> [Rows]

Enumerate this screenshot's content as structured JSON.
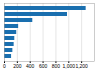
{
  "chart_data": {
    "type": "bar",
    "orientation": "horizontal",
    "categories": [
      null,
      null,
      null,
      null,
      null,
      null,
      null,
      null,
      null
    ],
    "values": [
      1270,
      980,
      440,
      220,
      190,
      160,
      150,
      130,
      110
    ],
    "color": "#1a6faf",
    "xlim": [
      0,
      1400
    ],
    "xticks": [
      0,
      200,
      400,
      600,
      800,
      1000,
      1200
    ],
    "grid": true,
    "tick_labels": "x"
  }
}
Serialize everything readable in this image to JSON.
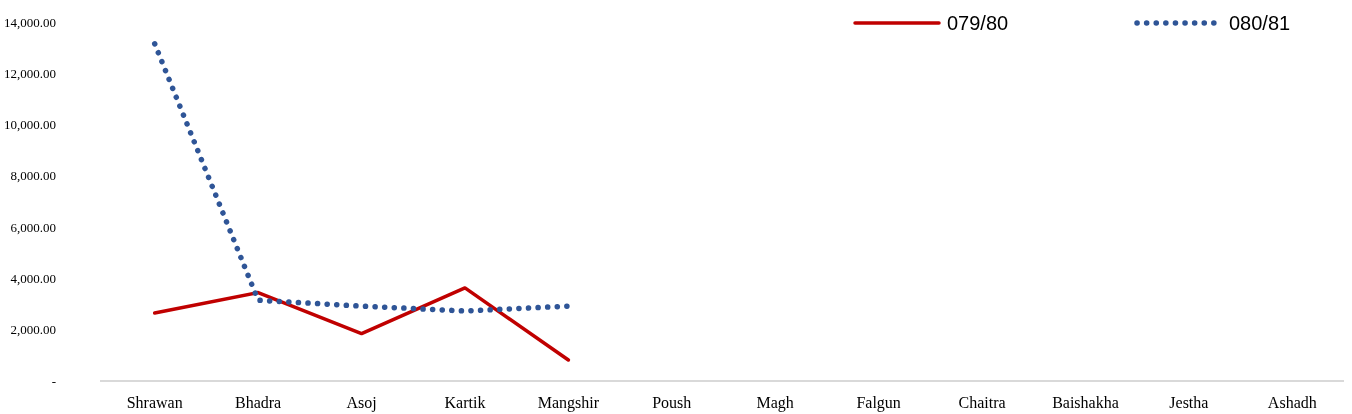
{
  "chart_data": {
    "type": "line",
    "categories": [
      "Shrawan",
      "Bhadra",
      "Asoj",
      "Kartik",
      "Mangshir",
      "Poush",
      "Magh",
      "Falgun",
      "Chaitra",
      "Baishakha",
      "Jestha",
      "Ashadh"
    ],
    "series": [
      {
        "name": "079/80",
        "color": "#c00000",
        "values": [
          2650,
          3450,
          1850,
          3630,
          820,
          null,
          null,
          null,
          null,
          null,
          null,
          null
        ],
        "line_style": "solid"
      },
      {
        "name": "080/81",
        "color": "#2f5597",
        "values": [
          13150,
          3150,
          2920,
          2730,
          2920,
          null,
          null,
          null,
          null,
          null,
          null,
          null
        ],
        "line_style": "dotted"
      }
    ],
    "ylim": [
      0,
      14000
    ],
    "yticks": [
      {
        "value": 0,
        "label": "-"
      },
      {
        "value": 2000,
        "label": "2,000.00"
      },
      {
        "value": 4000,
        "label": "4,000.00"
      },
      {
        "value": 6000,
        "label": "6,000.00"
      },
      {
        "value": 8000,
        "label": "8,000.00"
      },
      {
        "value": 10000,
        "label": "10,000.00"
      },
      {
        "value": 12000,
        "label": "12,000.00"
      },
      {
        "value": 14000,
        "label": "14,000.00"
      }
    ],
    "grid": false,
    "legend": "top right"
  }
}
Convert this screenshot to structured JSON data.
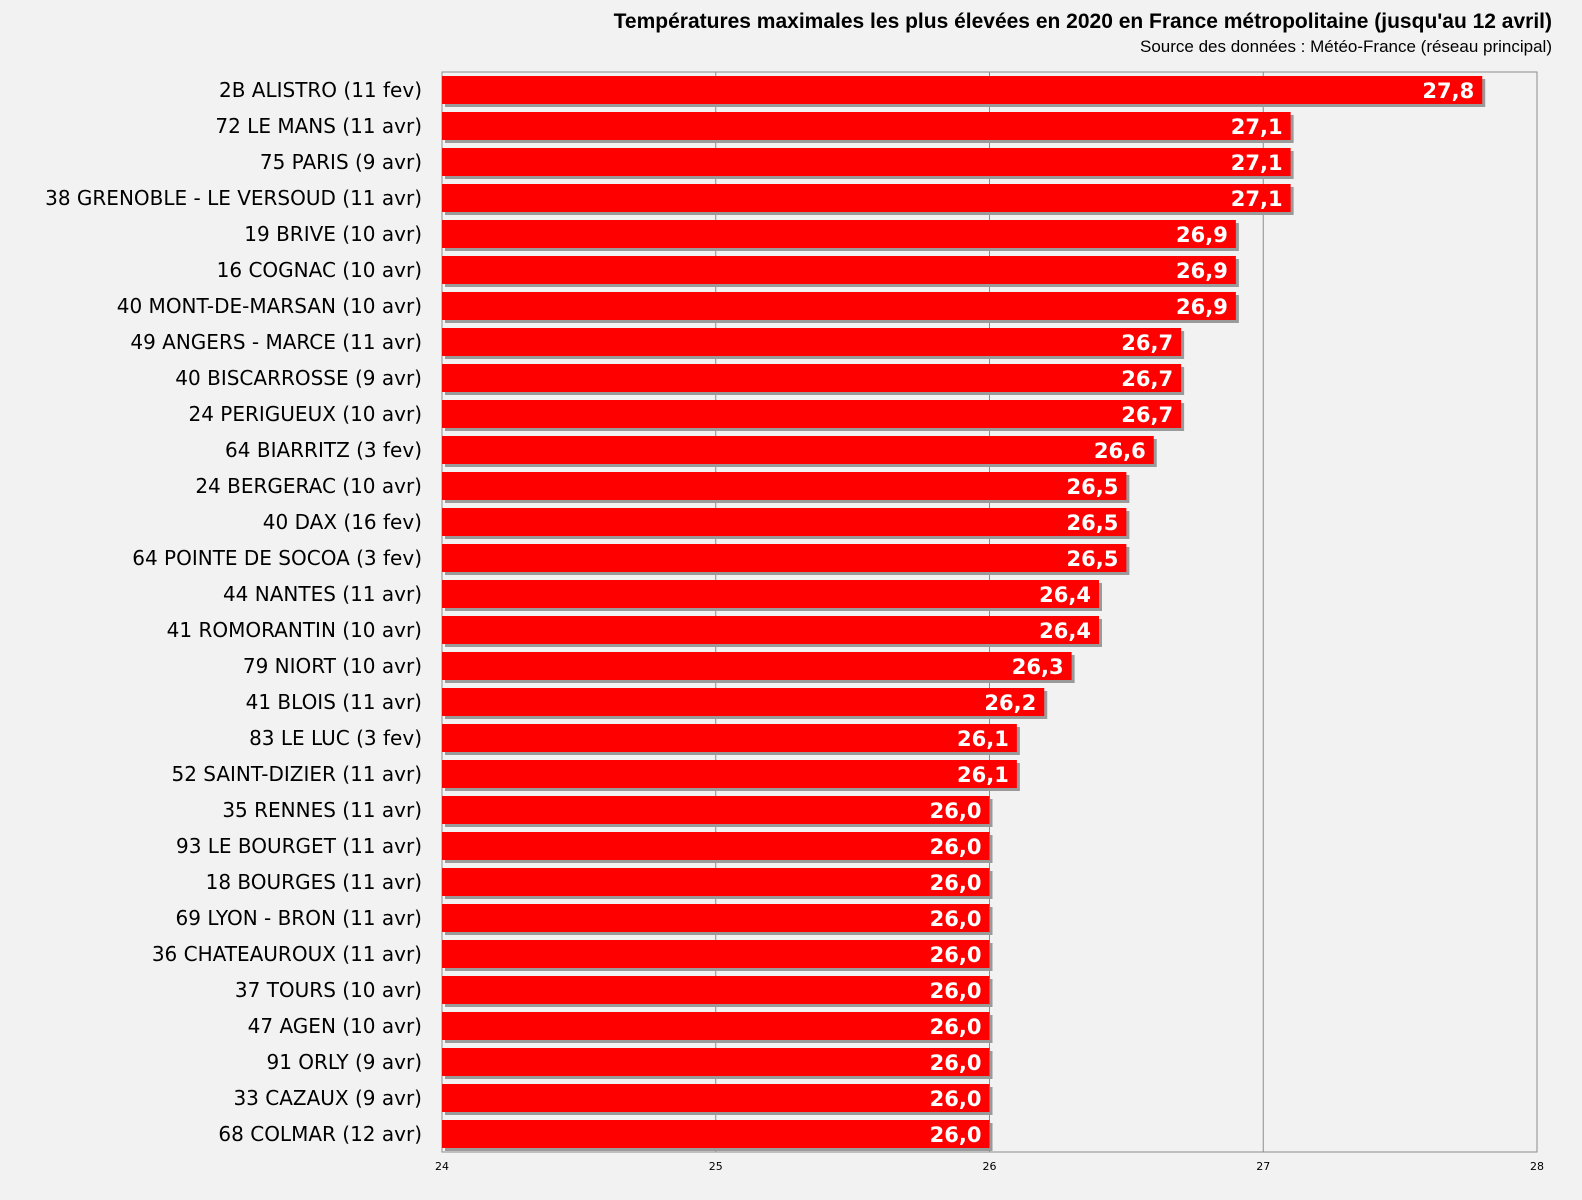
{
  "chart_data": {
    "type": "bar",
    "orientation": "horizontal",
    "title": "Températures maximales les plus élevées en 2020 en France métropolitaine (jusqu'au 12 avril)",
    "subtitle": "Source des données : Météo-France (réseau principal)",
    "xlim": [
      24,
      28
    ],
    "x_ticks": [
      "24",
      "25",
      "26",
      "27",
      "28"
    ],
    "grid": true,
    "bar_color": "#ff0000",
    "categories": [
      "2B ALISTRO (11 fev)",
      "72 LE MANS (11 avr)",
      "75 PARIS (9 avr)",
      "38 GRENOBLE - LE VERSOUD (11 avr)",
      "19 BRIVE (10 avr)",
      "16 COGNAC (10 avr)",
      "40 MONT-DE-MARSAN (10 avr)",
      "49 ANGERS - MARCE (11 avr)",
      "40 BISCARROSSE (9 avr)",
      "24 PERIGUEUX (10 avr)",
      "64 BIARRITZ (3 fev)",
      "24 BERGERAC (10 avr)",
      "40 DAX (16 fev)",
      "64 POINTE DE SOCOA (3 fev)",
      "44 NANTES (11 avr)",
      "41 ROMORANTIN (10 avr)",
      "79 NIORT (10 avr)",
      "41 BLOIS (11 avr)",
      "83 LE LUC (3 fev)",
      "52 SAINT-DIZIER (11 avr)",
      "35 RENNES (11 avr)",
      "93 LE BOURGET (11 avr)",
      "18 BOURGES (11 avr)",
      "69 LYON - BRON (11 avr)",
      "36 CHATEAUROUX (11 avr)",
      "37 TOURS (10 avr)",
      "47 AGEN (10 avr)",
      "91 ORLY (9 avr)",
      "33 CAZAUX (9 avr)",
      "68 COLMAR (12 avr)"
    ],
    "values": [
      27.8,
      27.1,
      27.1,
      27.1,
      26.9,
      26.9,
      26.9,
      26.7,
      26.7,
      26.7,
      26.6,
      26.5,
      26.5,
      26.5,
      26.4,
      26.4,
      26.3,
      26.2,
      26.1,
      26.1,
      26.0,
      26.0,
      26.0,
      26.0,
      26.0,
      26.0,
      26.0,
      26.0,
      26.0,
      26.0
    ],
    "value_labels": [
      "27,8",
      "27,1",
      "27,1",
      "27,1",
      "26,9",
      "26,9",
      "26,9",
      "26,7",
      "26,7",
      "26,7",
      "26,6",
      "26,5",
      "26,5",
      "26,5",
      "26,4",
      "26,4",
      "26,3",
      "26,2",
      "26,1",
      "26,1",
      "26,0",
      "26,0",
      "26,0",
      "26,0",
      "26,0",
      "26,0",
      "26,0",
      "26,0",
      "26,0",
      "26,0"
    ]
  }
}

> [Your objective] Copy the records above exactly. The pictures are not part of the copy.

> [Answer in full]
Enumerate this screenshot's content as structured JSON.
{
  "chart_data": {
    "type": "bar",
    "orientation": "horizontal",
    "categories": [
      null,
      null,
      null,
      null,
      null,
      null,
      null,
      null,
      null
    ],
    "values": [
      1270,
      980,
      440,
      220,
      190,
      160,
      150,
      130,
      110
    ],
    "color": "#1a6faf",
    "xlim": [
      0,
      1400
    ],
    "xticks": [
      0,
      200,
      400,
      600,
      800,
      1000,
      1200
    ],
    "grid": true,
    "tick_labels": "x"
  }
}
Serialize everything readable in this image to JSON.
{
  "chart_data": {
    "type": "line",
    "categories": [
      "Shrawan",
      "Bhadra",
      "Asoj",
      "Kartik",
      "Mangshir",
      "Poush",
      "Magh",
      "Falgun",
      "Chaitra",
      "Baishakha",
      "Jestha",
      "Ashadh"
    ],
    "series": [
      {
        "name": "079/80",
        "color": "#c00000",
        "values": [
          2650,
          3450,
          1850,
          3630,
          820,
          null,
          null,
          null,
          null,
          null,
          null,
          null
        ],
        "line_style": "solid"
      },
      {
        "name": "080/81",
        "color": "#2f5597",
        "values": [
          13150,
          3150,
          2920,
          2730,
          2920,
          null,
          null,
          null,
          null,
          null,
          null,
          null
        ],
        "line_style": "dotted"
      }
    ],
    "ylim": [
      0,
      14000
    ],
    "yticks": [
      {
        "value": 0,
        "label": "-"
      },
      {
        "value": 2000,
        "label": "2,000.00"
      },
      {
        "value": 4000,
        "label": "4,000.00"
      },
      {
        "value": 6000,
        "label": "6,000.00"
      },
      {
        "value": 8000,
        "label": "8,000.00"
      },
      {
        "value": 10000,
        "label": "10,000.00"
      },
      {
        "value": 12000,
        "label": "12,000.00"
      },
      {
        "value": 14000,
        "label": "14,000.00"
      }
    ],
    "grid": false,
    "legend": "top right"
  }
}
Convert this screenshot to structured JSON data.
{
  "chart_data": {
    "type": "bar",
    "orientation": "horizontal",
    "title": "Températures maximales les plus élevées en 2020 en France métropolitaine (jusqu'au 12 avril)",
    "subtitle": "Source des données : Météo-France (réseau principal)",
    "xlim": [
      24,
      28
    ],
    "x_ticks": [
      "24",
      "25",
      "26",
      "27",
      "28"
    ],
    "grid": true,
    "bar_color": "#ff0000",
    "categories": [
      "2B ALISTRO (11 fev)",
      "72 LE MANS (11 avr)",
      "75 PARIS (9 avr)",
      "38 GRENOBLE - LE VERSOUD (11 avr)",
      "19 BRIVE (10 avr)",
      "16 COGNAC (10 avr)",
      "40 MONT-DE-MARSAN (10 avr)",
      "49 ANGERS - MARCE (11 avr)",
      "40 BISCARROSSE (9 avr)",
      "24 PERIGUEUX (10 avr)",
      "64 BIARRITZ (3 fev)",
      "24 BERGERAC (10 avr)",
      "40 DAX (16 fev)",
      "64 POINTE DE SOCOA (3 fev)",
      "44 NANTES (11 avr)",
      "41 ROMORANTIN (10 avr)",
      "79 NIORT (10 avr)",
      "41 BLOIS (11 avr)",
      "83 LE LUC (3 fev)",
      "52 SAINT-DIZIER (11 avr)",
      "35 RENNES (11 avr)",
      "93 LE BOURGET (11 avr)",
      "18 BOURGES (11 avr)",
      "69 LYON - BRON (11 avr)",
      "36 CHATEAUROUX (11 avr)",
      "37 TOURS (10 avr)",
      "47 AGEN (10 avr)",
      "91 ORLY (9 avr)",
      "33 CAZAUX (9 avr)",
      "68 COLMAR (12 avr)"
    ],
    "values": [
      27.8,
      27.1,
      27.1,
      27.1,
      26.9,
      26.9,
      26.9,
      26.7,
      26.7,
      26.7,
      26.6,
      26.5,
      26.5,
      26.5,
      26.4,
      26.4,
      26.3,
      26.2,
      26.1,
      26.1,
      26.0,
      26.0,
      26.0,
      26.0,
      26.0,
      26.0,
      26.0,
      26.0,
      26.0,
      26.0
    ],
    "value_labels": [
      "27,8",
      "27,1",
      "27,1",
      "27,1",
      "26,9",
      "26,9",
      "26,9",
      "26,7",
      "26,7",
      "26,7",
      "26,6",
      "26,5",
      "26,5",
      "26,5",
      "26,4",
      "26,4",
      "26,3",
      "26,2",
      "26,1",
      "26,1",
      "26,0",
      "26,0",
      "26,0",
      "26,0",
      "26,0",
      "26,0",
      "26,0",
      "26,0",
      "26,0",
      "26,0"
    ]
  }
}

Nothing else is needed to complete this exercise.